▼▼▼

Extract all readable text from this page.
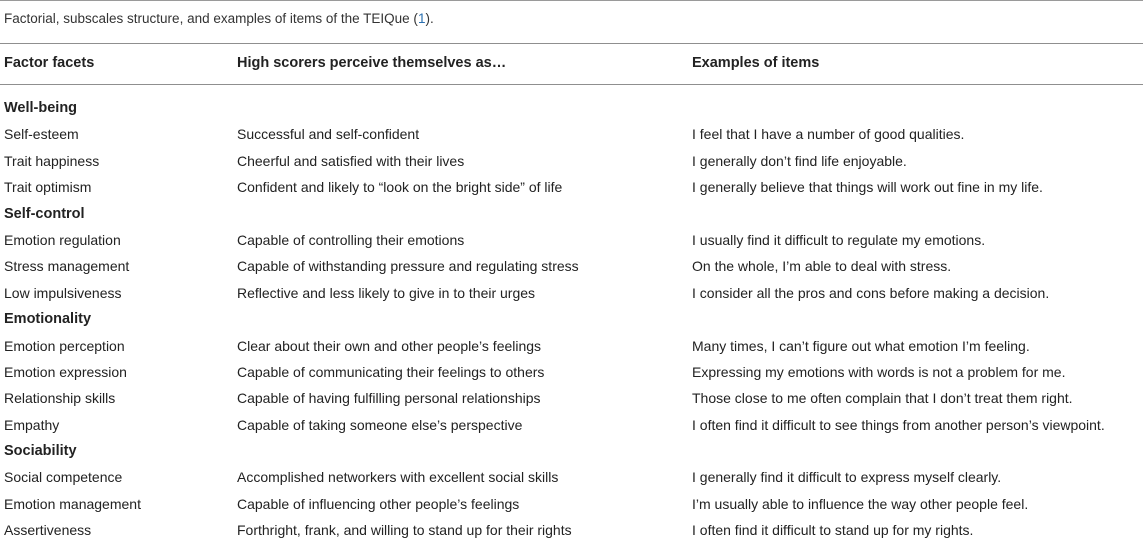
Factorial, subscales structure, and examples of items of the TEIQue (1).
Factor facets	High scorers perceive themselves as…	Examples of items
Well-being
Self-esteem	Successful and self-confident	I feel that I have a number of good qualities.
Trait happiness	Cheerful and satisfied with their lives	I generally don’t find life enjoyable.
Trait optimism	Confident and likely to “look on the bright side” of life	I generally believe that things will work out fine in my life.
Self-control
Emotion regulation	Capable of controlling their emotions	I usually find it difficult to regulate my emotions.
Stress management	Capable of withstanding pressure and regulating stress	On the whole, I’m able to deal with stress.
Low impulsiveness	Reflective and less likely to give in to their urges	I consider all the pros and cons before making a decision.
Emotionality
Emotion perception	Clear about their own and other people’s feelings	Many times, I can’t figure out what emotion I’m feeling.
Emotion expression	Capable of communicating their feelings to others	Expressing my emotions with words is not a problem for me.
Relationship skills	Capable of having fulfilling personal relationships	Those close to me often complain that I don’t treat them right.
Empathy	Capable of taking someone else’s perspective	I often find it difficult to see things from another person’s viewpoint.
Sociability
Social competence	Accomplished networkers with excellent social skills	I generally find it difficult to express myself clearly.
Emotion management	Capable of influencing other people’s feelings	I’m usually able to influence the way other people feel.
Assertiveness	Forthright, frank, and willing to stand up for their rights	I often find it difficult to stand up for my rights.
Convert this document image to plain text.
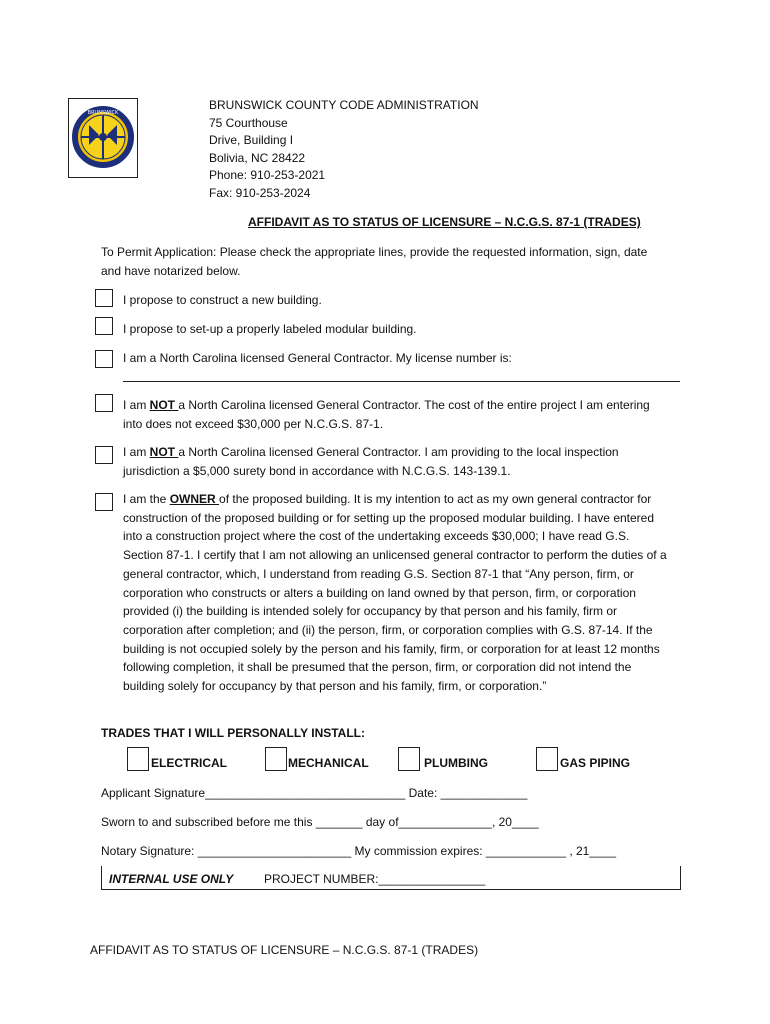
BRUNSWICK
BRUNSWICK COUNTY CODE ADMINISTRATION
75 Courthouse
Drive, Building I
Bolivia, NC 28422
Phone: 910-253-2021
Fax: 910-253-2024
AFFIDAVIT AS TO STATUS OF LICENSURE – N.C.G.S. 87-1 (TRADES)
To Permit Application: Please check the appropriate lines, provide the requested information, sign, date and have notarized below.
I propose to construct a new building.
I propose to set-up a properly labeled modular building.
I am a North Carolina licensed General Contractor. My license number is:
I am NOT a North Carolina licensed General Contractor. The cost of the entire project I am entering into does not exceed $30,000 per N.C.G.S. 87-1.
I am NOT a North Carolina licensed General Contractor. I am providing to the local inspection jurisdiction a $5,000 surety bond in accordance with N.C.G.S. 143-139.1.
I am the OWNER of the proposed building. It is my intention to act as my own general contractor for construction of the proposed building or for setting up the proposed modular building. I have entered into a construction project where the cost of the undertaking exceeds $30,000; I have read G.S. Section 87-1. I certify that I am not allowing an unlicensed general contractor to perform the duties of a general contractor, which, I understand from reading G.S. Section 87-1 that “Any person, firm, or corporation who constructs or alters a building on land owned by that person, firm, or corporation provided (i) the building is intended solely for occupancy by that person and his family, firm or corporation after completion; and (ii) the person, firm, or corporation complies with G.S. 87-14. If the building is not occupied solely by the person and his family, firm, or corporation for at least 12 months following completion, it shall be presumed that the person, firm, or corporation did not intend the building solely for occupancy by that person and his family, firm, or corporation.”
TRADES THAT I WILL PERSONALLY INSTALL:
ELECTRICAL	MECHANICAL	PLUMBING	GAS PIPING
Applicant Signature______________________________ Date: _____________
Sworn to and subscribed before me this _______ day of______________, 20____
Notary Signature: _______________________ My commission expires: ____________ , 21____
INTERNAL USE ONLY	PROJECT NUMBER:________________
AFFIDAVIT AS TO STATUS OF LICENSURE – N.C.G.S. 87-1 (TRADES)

▲▲▲

PROBLEM TO SOLVE:
Keep the pictures out of your copy, and repeat every entry above exactly.

THE REPLY:
Extract all readable text from this page.
Factorial, subscales structure, and examples of items of the TEIQue (1).
Factor facets	High scorers perceive themselves as…	Examples of items
Well-being
Self-esteem	Successful and self-confident	I feel that I have a number of good qualities.
Trait happiness	Cheerful and satisfied with their lives	I generally don’t find life enjoyable.
Trait optimism	Confident and likely to “look on the bright side” of life	I generally believe that things will work out fine in my life.
Self-control
Emotion regulation	Capable of controlling their emotions	I usually find it difficult to regulate my emotions.
Stress management	Capable of withstanding pressure and regulating stress	On the whole, I’m able to deal with stress.
Low impulsiveness	Reflective and less likely to give in to their urges	I consider all the pros and cons before making a decision.
Emotionality
Emotion perception	Clear about their own and other people’s feelings	Many times, I can’t figure out what emotion I’m feeling.
Emotion expression	Capable of communicating their feelings to others	Expressing my emotions with words is not a problem for me.
Relationship skills	Capable of having fulfilling personal relationships	Those close to me often complain that I don’t treat them right.
Empathy	Capable of taking someone else’s perspective	I often find it difficult to see things from another person’s viewpoint.
Sociability
Social competence	Accomplished networkers with excellent social skills	I generally find it difficult to express myself clearly.
Emotion management	Capable of influencing other people’s feelings	I’m usually able to influence the way other people feel.
Assertiveness	Forthright, frank, and willing to stand up for their rights	I often find it difficult to stand up for my rights.
Convert this document image to plain text.
BRUNSWICK
BRUNSWICK COUNTY CODE ADMINISTRATION
75 Courthouse
Drive, Building I
Bolivia, NC 28422
Phone: 910-253-2021
Fax: 910-253-2024
AFFIDAVIT AS TO STATUS OF LICENSURE – N.C.G.S. 87-1 (TRADES)
To Permit Application: Please check the appropriate lines, provide the requested information, sign, date and have notarized below.
I propose to construct a new building.
I propose to set-up a properly labeled modular building.
I am a North Carolina licensed General Contractor. My license number is:
I am NOT a North Carolina licensed General Contractor. The cost of the entire project I am entering into does not exceed $30,000 per N.C.G.S. 87-1.
I am NOT a North Carolina licensed General Contractor. I am providing to the local inspection jurisdiction a $5,000 surety bond in accordance with N.C.G.S. 143-139.1.
I am the OWNER of the proposed building. It is my intention to act as my own general contractor for construction of the proposed building or for setting up the proposed modular building. I have entered into a construction project where the cost of the undertaking exceeds $30,000; I have read G.S. Section 87-1. I certify that I am not allowing an unlicensed general contractor to perform the duties of a general contractor, which, I understand from reading G.S. Section 87-1 that “Any person, firm, or corporation who constructs or alters a building on land owned by that person, firm, or corporation provided (i) the building is intended solely for occupancy by that person and his family, firm or corporation after completion; and (ii) the person, firm, or corporation complies with G.S. 87-14. If the building is not occupied solely by the person and his family, firm, or corporation for at least 12 months following completion, it shall be presumed that the person, firm, or corporation did not intend the building solely for occupancy by that person and his family, firm, or corporation.”
TRADES THAT I WILL PERSONALLY INSTALL:
ELECTRICAL	MECHANICAL	PLUMBING	GAS PIPING
Applicant Signature______________________________ Date: _____________
Sworn to and subscribed before me this _______ day of______________, 20____
Notary Signature: _______________________ My commission expires: ____________ , 21____
INTERNAL USE ONLY	PROJECT NUMBER:________________
AFFIDAVIT AS TO STATUS OF LICENSURE – N.C.G.S. 87-1 (TRADES)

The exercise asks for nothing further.